Write out all the data again, exactly as it stands.
----
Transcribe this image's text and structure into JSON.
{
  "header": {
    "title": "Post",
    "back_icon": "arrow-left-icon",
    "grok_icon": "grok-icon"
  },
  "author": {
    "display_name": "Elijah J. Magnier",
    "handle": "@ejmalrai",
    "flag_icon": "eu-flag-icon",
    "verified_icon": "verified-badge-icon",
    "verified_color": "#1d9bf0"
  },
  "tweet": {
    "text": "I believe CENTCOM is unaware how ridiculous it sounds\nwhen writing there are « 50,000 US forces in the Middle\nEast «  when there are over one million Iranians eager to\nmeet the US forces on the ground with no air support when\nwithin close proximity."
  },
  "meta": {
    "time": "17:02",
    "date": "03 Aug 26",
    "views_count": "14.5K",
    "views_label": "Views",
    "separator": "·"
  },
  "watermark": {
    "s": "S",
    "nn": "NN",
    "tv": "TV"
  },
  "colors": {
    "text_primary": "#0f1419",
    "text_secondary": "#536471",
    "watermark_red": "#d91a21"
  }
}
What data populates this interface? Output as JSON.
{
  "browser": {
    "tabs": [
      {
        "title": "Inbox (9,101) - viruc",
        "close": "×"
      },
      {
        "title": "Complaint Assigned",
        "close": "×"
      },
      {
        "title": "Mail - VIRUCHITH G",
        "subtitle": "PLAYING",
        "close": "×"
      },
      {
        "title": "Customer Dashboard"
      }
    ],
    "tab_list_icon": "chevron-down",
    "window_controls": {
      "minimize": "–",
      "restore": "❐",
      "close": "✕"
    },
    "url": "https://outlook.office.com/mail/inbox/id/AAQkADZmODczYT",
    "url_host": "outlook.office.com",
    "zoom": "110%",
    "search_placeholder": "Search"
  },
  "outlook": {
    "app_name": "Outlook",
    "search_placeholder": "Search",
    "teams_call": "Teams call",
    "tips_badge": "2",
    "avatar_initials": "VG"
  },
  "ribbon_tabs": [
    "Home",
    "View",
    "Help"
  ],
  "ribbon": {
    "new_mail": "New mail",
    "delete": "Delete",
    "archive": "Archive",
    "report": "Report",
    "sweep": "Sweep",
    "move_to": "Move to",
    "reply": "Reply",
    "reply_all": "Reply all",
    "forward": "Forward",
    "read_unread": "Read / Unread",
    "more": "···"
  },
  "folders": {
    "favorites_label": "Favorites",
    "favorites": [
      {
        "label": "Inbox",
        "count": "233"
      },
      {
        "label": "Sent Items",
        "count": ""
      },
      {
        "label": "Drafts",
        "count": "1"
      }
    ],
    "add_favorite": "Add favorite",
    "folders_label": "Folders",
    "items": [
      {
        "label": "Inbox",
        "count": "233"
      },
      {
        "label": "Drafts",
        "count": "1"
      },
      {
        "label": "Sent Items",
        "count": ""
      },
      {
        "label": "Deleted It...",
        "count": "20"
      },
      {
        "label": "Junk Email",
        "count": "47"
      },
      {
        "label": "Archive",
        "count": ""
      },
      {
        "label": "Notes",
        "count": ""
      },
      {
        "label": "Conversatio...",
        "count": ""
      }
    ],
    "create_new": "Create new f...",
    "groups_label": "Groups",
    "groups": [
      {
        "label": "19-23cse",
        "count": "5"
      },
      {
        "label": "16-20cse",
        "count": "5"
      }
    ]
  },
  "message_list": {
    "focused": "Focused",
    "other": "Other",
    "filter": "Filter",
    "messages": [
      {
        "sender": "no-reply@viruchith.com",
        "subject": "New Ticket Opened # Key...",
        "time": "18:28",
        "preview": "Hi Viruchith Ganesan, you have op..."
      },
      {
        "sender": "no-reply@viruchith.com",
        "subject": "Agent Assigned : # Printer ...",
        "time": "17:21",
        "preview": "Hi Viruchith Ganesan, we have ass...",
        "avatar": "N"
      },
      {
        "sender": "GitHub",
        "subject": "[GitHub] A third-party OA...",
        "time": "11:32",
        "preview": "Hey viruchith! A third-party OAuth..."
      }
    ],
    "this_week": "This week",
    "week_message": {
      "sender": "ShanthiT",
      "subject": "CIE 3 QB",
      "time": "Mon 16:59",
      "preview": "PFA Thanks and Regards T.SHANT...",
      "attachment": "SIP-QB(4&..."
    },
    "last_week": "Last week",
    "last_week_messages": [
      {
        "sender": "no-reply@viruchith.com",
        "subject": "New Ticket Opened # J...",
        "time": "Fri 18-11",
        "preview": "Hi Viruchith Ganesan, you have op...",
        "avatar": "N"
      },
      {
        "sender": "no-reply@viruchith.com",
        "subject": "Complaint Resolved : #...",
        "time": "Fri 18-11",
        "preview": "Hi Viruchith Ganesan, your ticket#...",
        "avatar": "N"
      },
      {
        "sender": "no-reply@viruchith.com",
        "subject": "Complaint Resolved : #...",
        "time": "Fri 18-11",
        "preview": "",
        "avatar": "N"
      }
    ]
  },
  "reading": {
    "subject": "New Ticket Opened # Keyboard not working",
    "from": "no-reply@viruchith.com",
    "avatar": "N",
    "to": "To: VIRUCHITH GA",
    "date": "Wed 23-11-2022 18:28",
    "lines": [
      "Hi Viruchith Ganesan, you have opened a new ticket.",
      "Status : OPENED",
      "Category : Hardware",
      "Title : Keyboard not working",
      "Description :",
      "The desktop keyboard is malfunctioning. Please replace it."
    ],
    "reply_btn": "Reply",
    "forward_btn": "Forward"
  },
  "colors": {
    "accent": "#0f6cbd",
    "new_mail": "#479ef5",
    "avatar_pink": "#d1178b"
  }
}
----
■ Task output ■
Transcribe this image's text and structure into JSON.
{
  "header": {
    "title": "Post",
    "back_icon": "arrow-left-icon",
    "grok_icon": "grok-icon"
  },
  "author": {
    "display_name": "Elijah J. Magnier",
    "handle": "@ejmalrai",
    "flag_icon": "eu-flag-icon",
    "verified_icon": "verified-badge-icon",
    "verified_color": "#1d9bf0"
  },
  "tweet": {
    "text": "I believe CENTCOM is unaware how ridiculous it sounds\nwhen writing there are « 50,000 US forces in the Middle\nEast «  when there are over one million Iranians eager to\nmeet the US forces on the ground with no air support when\nwithin close proximity."
  },
  "meta": {
    "time": "17:02",
    "date": "03 Aug 26",
    "views_count": "14.5K",
    "views_label": "Views",
    "separator": "·"
  },
  "watermark": {
    "s": "S",
    "nn": "NN",
    "tv": "TV"
  },
  "colors": {
    "text_primary": "#0f1419",
    "text_secondary": "#536471",
    "watermark_red": "#d91a21"
  }
}
What data populates this interface? Output as JSON.
{
  "browser": {
    "tabs": [
      {
        "title": "Inbox (9,101) - viruc",
        "close": "×"
      },
      {
        "title": "Complaint Assigned",
        "close": "×"
      },
      {
        "title": "Mail - VIRUCHITH G",
        "subtitle": "PLAYING",
        "close": "×"
      },
      {
        "title": "Customer Dashboard"
      }
    ],
    "tab_list_icon": "chevron-down",
    "window_controls": {
      "minimize": "–",
      "restore": "❐",
      "close": "✕"
    },
    "url": "https://outlook.office.com/mail/inbox/id/AAQkADZmODczYT",
    "url_host": "outlook.office.com",
    "zoom": "110%",
    "search_placeholder": "Search"
  },
  "outlook": {
    "app_name": "Outlook",
    "search_placeholder": "Search",
    "teams_call": "Teams call",
    "tips_badge": "2",
    "avatar_initials": "VG"
  },
  "ribbon_tabs": [
    "Home",
    "View",
    "Help"
  ],
  "ribbon": {
    "new_mail": "New mail",
    "delete": "Delete",
    "archive": "Archive",
    "report": "Report",
    "sweep": "Sweep",
    "move_to": "Move to",
    "reply": "Reply",
    "reply_all": "Reply all",
    "forward": "Forward",
    "read_unread": "Read / Unread",
    "more": "···"
  },
  "folders": {
    "favorites_label": "Favorites",
    "favorites": [
      {
        "label": "Inbox",
        "count": "233"
      },
      {
        "label": "Sent Items",
        "count": ""
      },
      {
        "label": "Drafts",
        "count": "1"
      }
    ],
    "add_favorite": "Add favorite",
    "folders_label": "Folders",
    "items": [
      {
        "label": "Inbox",
        "count": "233"
      },
      {
        "label": "Drafts",
        "count": "1"
      },
      {
        "label": "Sent Items",
        "count": ""
      },
      {
        "label": "Deleted It...",
        "count": "20"
      },
      {
        "label": "Junk Email",
        "count": "47"
      },
      {
        "label": "Archive",
        "count": ""
      },
      {
        "label": "Notes",
        "count": ""
      },
      {
        "label": "Conversatio...",
        "count": ""
      }
    ],
    "create_new": "Create new f...",
    "groups_label": "Groups",
    "groups": [
      {
        "label": "19-23cse",
        "count": "5"
      },
      {
        "label": "16-20cse",
        "count": "5"
      }
    ]
  },
  "message_list": {
    "focused": "Focused",
    "other": "Other",
    "filter": "Filter",
    "messages": [
      {
        "sender": "no-reply@viruchith.com",
        "subject": "New Ticket Opened # Key...",
        "time": "18:28",
        "preview": "Hi Viruchith Ganesan, you have op..."
      },
      {
        "sender": "no-reply@viruchith.com",
        "subject": "Agent Assigned : # Printer ...",
        "time": "17:21",
        "preview": "Hi Viruchith Ganesan, we have ass...",
        "avatar": "N"
      },
      {
        "sender": "GitHub",
        "subject": "[GitHub] A third-party OA...",
        "time": "11:32",
        "preview": "Hey viruchith! A third-party OAuth..."
      }
    ],
    "this_week": "This week",
    "week_message": {
      "sender": "ShanthiT",
      "subject": "CIE 3 QB",
      "time": "Mon 16:59",
      "preview": "PFA Thanks and Regards T.SHANT...",
      "attachment": "SIP-QB(4&..."
    },
    "last_week": "Last week",
    "last_week_messages": [
      {
        "sender": "no-reply@viruchith.com",
        "subject": "New Ticket Opened # J...",
        "time": "Fri 18-11",
        "preview": "Hi Viruchith Ganesan, you have op...",
        "avatar": "N"
      },
      {
        "sender": "no-reply@viruchith.com",
        "subject": "Complaint Resolved : #...",
        "time": "Fri 18-11",
        "preview": "Hi Viruchith Ganesan, your ticket#...",
        "avatar": "N"
      },
      {
        "sender": "no-reply@viruchith.com",
        "subject": "Complaint Resolved : #...",
        "time": "Fri 18-11",
        "preview": "",
        "avatar": "N"
      }
    ]
  },
  "reading": {
    "subject": "New Ticket Opened # Keyboard not working",
    "from": "no-reply@viruchith.com",
    "avatar": "N",
    "to": "To: VIRUCHITH GA",
    "date": "Wed 23-11-2022 18:28",
    "lines": [
      "Hi Viruchith Ganesan, you have opened a new ticket.",
      "Status : OPENED",
      "Category : Hardware",
      "Title : Keyboard not working",
      "Description :",
      "The desktop keyboard is malfunctioning. Please replace it."
    ],
    "reply_btn": "Reply",
    "forward_btn": "Forward"
  },
  "colors": {
    "accent": "#0f6cbd",
    "new_mail": "#479ef5",
    "avatar_pink": "#d1178b"
  }
}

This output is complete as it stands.